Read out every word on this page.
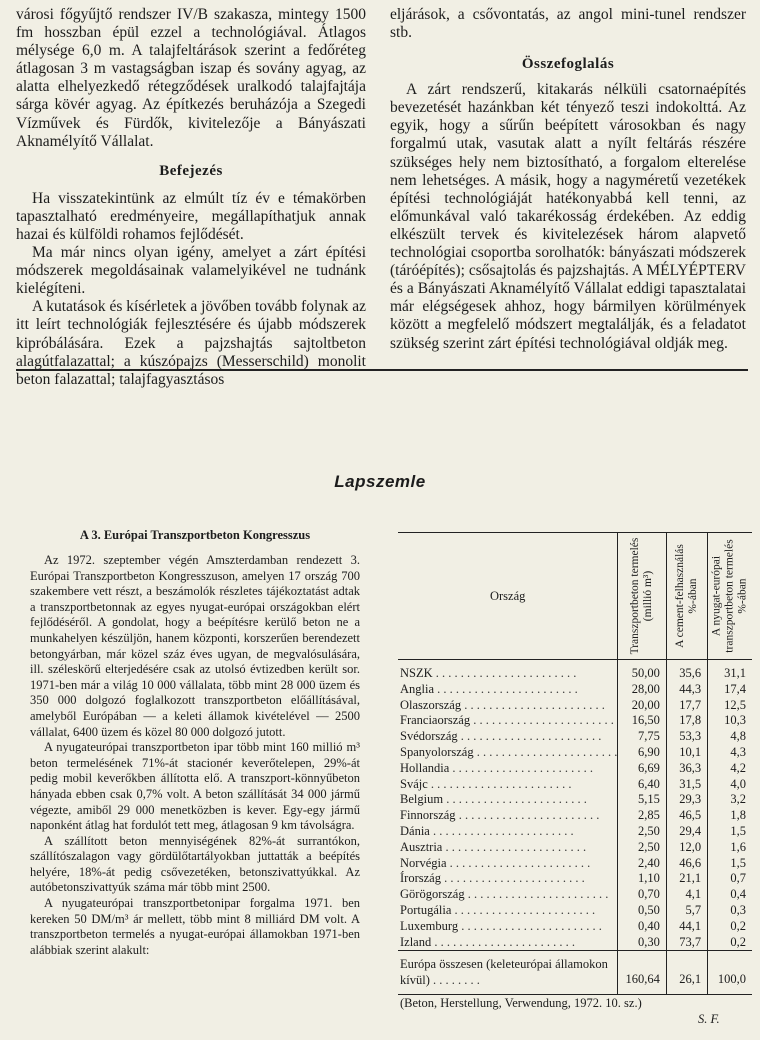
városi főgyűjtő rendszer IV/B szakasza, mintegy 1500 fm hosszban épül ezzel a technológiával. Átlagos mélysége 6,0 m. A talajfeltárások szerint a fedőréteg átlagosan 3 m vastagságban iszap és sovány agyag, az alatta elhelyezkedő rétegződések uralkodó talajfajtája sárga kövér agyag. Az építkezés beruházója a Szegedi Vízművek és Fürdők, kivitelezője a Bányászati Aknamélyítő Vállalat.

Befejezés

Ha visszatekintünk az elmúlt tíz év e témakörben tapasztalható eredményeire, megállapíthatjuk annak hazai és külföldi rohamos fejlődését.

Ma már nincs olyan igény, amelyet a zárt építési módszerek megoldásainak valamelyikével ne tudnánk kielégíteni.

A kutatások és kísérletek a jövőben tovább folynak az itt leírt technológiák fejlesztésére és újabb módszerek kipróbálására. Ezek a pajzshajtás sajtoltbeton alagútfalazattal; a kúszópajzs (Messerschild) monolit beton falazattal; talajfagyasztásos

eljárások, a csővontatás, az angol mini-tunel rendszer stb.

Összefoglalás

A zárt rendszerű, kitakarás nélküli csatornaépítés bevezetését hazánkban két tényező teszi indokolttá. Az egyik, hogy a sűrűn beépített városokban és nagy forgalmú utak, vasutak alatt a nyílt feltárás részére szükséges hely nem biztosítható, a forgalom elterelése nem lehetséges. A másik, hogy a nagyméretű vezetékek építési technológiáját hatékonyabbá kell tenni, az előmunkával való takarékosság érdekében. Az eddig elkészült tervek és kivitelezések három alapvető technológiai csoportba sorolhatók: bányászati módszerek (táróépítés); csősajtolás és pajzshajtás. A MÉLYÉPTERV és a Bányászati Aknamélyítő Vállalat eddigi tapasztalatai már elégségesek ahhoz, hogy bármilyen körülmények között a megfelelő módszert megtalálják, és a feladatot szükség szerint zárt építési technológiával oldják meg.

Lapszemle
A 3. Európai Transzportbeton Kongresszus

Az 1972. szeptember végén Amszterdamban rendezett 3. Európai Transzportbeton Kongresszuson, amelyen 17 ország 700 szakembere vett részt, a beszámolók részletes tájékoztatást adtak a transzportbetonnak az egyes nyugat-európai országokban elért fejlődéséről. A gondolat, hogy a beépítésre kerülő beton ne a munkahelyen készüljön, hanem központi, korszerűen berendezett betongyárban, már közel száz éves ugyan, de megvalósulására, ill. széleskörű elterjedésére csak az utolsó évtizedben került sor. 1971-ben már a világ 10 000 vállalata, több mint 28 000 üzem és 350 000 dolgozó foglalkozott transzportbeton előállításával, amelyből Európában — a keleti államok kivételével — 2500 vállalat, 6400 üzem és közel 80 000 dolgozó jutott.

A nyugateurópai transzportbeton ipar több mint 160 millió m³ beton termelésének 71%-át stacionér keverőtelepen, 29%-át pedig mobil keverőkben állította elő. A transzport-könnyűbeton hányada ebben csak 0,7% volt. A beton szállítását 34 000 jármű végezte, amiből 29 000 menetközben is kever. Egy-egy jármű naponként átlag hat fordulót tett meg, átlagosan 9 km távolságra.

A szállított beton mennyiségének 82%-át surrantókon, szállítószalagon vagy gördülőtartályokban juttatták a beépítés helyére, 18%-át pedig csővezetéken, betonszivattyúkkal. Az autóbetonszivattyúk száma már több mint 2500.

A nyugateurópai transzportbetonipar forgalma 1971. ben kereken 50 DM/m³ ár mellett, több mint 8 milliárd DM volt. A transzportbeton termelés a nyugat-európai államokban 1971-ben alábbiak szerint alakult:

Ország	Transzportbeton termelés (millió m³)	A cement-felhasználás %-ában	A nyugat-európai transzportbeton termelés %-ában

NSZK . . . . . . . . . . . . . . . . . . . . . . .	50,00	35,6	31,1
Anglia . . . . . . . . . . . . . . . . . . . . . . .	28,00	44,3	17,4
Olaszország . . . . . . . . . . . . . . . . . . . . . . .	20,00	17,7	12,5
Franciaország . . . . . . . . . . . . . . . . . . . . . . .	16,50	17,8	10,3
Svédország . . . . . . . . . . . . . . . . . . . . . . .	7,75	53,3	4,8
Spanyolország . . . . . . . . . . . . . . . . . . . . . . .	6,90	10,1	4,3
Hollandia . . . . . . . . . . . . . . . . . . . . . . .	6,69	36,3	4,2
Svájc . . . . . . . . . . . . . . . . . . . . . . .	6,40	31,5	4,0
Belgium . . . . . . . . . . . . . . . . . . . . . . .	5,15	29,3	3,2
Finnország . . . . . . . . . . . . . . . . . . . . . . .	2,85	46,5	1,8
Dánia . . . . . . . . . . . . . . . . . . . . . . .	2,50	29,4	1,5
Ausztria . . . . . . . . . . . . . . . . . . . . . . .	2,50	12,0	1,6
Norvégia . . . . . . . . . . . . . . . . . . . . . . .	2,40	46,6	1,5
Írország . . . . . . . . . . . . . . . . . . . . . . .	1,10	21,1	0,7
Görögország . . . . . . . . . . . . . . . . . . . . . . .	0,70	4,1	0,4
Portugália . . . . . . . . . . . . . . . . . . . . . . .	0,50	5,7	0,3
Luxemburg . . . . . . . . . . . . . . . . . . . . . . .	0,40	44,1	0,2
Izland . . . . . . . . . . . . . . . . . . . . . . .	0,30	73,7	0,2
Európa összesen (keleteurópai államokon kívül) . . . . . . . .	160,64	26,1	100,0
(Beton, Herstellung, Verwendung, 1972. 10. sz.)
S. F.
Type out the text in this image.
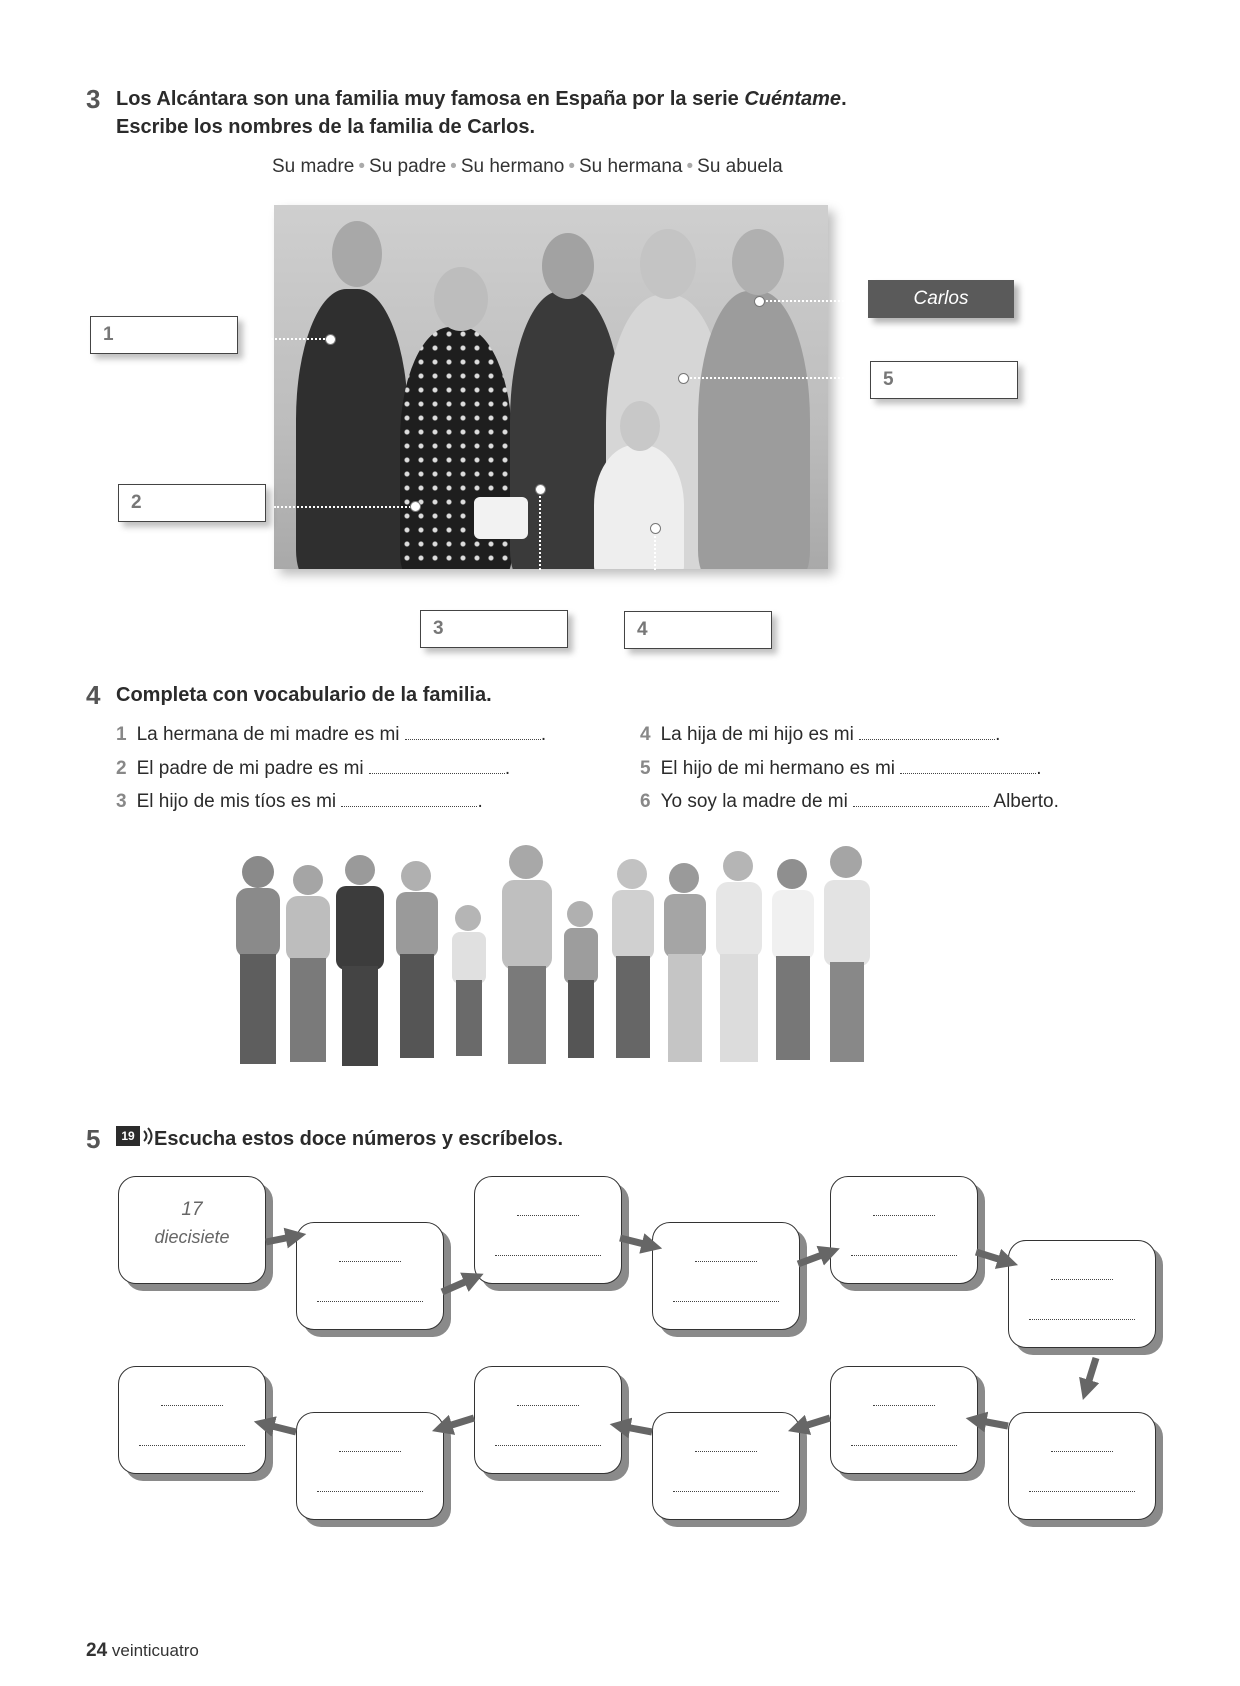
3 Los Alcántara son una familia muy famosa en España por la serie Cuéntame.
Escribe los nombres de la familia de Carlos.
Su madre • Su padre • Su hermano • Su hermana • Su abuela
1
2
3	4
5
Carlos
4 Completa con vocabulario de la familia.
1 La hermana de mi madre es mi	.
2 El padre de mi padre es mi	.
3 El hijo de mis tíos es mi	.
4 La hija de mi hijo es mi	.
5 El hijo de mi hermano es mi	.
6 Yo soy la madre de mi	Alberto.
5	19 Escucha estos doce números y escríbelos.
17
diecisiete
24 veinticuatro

--------

WHAT IS NEEDED:
For each line above that contains the word "hijo", copy that line.

RESPONSE TO THE TASK:
3 El hijo de mis tíos es mi	.
4 La hija de mi hijo es mi	.
5 El hijo de mi hermano es mi	.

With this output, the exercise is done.